◆ **Problem**: Extract the listing below in full, unchanged.

◆ **Data rows**:
** Start **
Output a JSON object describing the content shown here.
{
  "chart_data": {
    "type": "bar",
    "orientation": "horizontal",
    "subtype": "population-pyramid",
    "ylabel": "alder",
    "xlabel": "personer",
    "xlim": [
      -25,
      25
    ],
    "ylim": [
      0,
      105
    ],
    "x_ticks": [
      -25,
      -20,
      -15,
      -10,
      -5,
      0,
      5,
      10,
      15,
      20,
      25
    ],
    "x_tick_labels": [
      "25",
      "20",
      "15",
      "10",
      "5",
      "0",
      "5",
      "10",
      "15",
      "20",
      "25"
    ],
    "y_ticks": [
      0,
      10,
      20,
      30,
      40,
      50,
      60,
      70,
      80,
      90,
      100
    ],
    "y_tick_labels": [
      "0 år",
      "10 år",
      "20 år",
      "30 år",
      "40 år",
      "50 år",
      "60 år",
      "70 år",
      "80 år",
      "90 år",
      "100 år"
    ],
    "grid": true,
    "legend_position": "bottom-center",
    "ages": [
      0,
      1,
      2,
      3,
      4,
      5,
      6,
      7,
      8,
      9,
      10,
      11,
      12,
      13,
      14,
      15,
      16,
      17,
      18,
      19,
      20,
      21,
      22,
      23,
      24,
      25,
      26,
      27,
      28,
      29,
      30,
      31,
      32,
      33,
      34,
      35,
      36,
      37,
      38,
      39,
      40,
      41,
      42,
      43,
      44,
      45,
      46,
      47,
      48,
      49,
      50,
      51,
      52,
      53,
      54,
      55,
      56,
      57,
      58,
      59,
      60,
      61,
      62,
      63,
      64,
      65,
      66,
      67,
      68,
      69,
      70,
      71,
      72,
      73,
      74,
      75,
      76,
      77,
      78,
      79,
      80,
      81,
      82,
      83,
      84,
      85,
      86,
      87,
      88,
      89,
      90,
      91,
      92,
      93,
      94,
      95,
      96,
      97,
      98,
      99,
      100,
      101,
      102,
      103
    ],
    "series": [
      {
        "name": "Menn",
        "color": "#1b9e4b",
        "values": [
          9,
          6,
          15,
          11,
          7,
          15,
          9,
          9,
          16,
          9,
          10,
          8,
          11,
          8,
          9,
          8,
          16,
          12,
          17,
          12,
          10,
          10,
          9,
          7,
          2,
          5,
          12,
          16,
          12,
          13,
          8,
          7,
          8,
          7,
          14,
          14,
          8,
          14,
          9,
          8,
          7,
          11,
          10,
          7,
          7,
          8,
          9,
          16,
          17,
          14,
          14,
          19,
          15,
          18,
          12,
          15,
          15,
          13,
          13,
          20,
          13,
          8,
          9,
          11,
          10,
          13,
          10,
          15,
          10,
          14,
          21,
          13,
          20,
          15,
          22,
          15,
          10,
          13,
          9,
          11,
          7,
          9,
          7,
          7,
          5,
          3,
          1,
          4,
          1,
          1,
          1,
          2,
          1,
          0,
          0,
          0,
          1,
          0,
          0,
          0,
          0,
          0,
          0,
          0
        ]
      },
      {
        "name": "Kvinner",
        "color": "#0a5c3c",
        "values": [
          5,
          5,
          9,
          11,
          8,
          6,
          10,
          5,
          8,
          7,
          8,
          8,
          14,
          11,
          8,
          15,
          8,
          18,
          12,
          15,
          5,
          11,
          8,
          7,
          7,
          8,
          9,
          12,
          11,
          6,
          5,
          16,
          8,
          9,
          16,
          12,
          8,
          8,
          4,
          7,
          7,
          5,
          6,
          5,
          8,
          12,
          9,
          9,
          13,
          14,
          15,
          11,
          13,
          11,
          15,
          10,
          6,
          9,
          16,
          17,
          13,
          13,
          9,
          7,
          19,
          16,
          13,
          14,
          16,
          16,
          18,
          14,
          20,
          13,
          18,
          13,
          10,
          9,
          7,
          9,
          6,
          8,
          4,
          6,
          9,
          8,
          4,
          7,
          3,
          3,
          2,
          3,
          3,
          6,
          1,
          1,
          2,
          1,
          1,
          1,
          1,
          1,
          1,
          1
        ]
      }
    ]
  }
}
** End **
◆ **Solution to this exercise**:
Output a JSON object describing the content shown here.
{
  "chart_data": {
    "type": "bar",
    "orientation": "horizontal",
    "subtype": "population-pyramid",
    "ylabel": "alder",
    "xlabel": "personer",
    "xlim": [
      -25,
      25
    ],
    "ylim": [
      0,
      105
    ],
    "x_ticks": [
      -25,
      -20,
      -15,
      -10,
      -5,
      0,
      5,
      10,
      15,
      20,
      25
    ],
    "x_tick_labels": [
      "25",
      "20",
      "15",
      "10",
      "5",
      "0",
      "5",
      "10",
      "15",
      "20",
      "25"
    ],
    "y_ticks": [
      0,
      10,
      20,
      30,
      40,
      50,
      60,
      70,
      80,
      90,
      100
    ],
    "y_tick_labels": [
      "0 år",
      "10 år",
      "20 år",
      "30 år",
      "40 år",
      "50 år",
      "60 år",
      "70 år",
      "80 år",
      "90 år",
      "100 år"
    ],
    "grid": true,
    "legend_position": "bottom-center",
    "ages": [
      0,
      1,
      2,
      3,
      4,
      5,
      6,
      7,
      8,
      9,
      10,
      11,
      12,
      13,
      14,
      15,
      16,
      17,
      18,
      19,
      20,
      21,
      22,
      23,
      24,
      25,
      26,
      27,
      28,
      29,
      30,
      31,
      32,
      33,
      34,
      35,
      36,
      37,
      38,
      39,
      40,
      41,
      42,
      43,
      44,
      45,
      46,
      47,
      48,
      49,
      50,
      51,
      52,
      53,
      54,
      55,
      56,
      57,
      58,
      59,
      60,
      61,
      62,
      63,
      64,
      65,
      66,
      67,
      68,
      69,
      70,
      71,
      72,
      73,
      74,
      75,
      76,
      77,
      78,
      79,
      80,
      81,
      82,
      83,
      84,
      85,
      86,
      87,
      88,
      89,
      90,
      91,
      92,
      93,
      94,
      95,
      96,
      97,
      98,
      99,
      100,
      101,
      102,
      103
    ],
    "series": [
      {
        "name": "Menn",
        "color": "#1b9e4b",
        "values": [
          9,
          6,
          15,
          11,
          7,
          15,
          9,
          9,
          16,
          9,
          10,
          8,
          11,
          8,
          9,
          8,
          16,
          12,
          17,
          12,
          10,
          10,
          9,
          7,
          2,
          5,
          12,
          16,
          12,
          13,
          8,
          7,
          8,
          7,
          14,
          14,
          8,
          14,
          9,
          8,
          7,
          11,
          10,
          7,
          7,
          8,
          9,
          16,
          17,
          14,
          14,
          19,
          15,
          18,
          12,
          15,
          15,
          13,
          13,
          20,
          13,
          8,
          9,
          11,
          10,
          13,
          10,
          15,
          10,
          14,
          21,
          13,
          20,
          15,
          22,
          15,
          10,
          13,
          9,
          11,
          7,
          9,
          7,
          7,
          5,
          3,
          1,
          4,
          1,
          1,
          1,
          2,
          1,
          0,
          0,
          0,
          1,
          0,
          0,
          0,
          0,
          0,
          0,
          0
        ]
      },
      {
        "name": "Kvinner",
        "color": "#0a5c3c",
        "values": [
          5,
          5,
          9,
          11,
          8,
          6,
          10,
          5,
          8,
          7,
          8,
          8,
          14,
          11,
          8,
          15,
          8,
          18,
          12,
          15,
          5,
          11,
          8,
          7,
          7,
          8,
          9,
          12,
          11,
          6,
          5,
          16,
          8,
          9,
          16,
          12,
          8,
          8,
          4,
          7,
          7,
          5,
          6,
          5,
          8,
          12,
          9,
          9,
          13,
          14,
          15,
          11,
          13,
          11,
          15,
          10,
          6,
          9,
          16,
          17,
          13,
          13,
          9,
          7,
          19,
          16,
          13,
          14,
          16,
          16,
          18,
          14,
          20,
          13,
          18,
          13,
          10,
          9,
          7,
          9,
          6,
          8,
          4,
          6,
          9,
          8,
          4,
          7,
          3,
          3,
          2,
          3,
          3,
          6,
          1,
          1,
          2,
          1,
          1,
          1,
          1,
          1,
          1,
          1
        ]
      }
    ]
  }
}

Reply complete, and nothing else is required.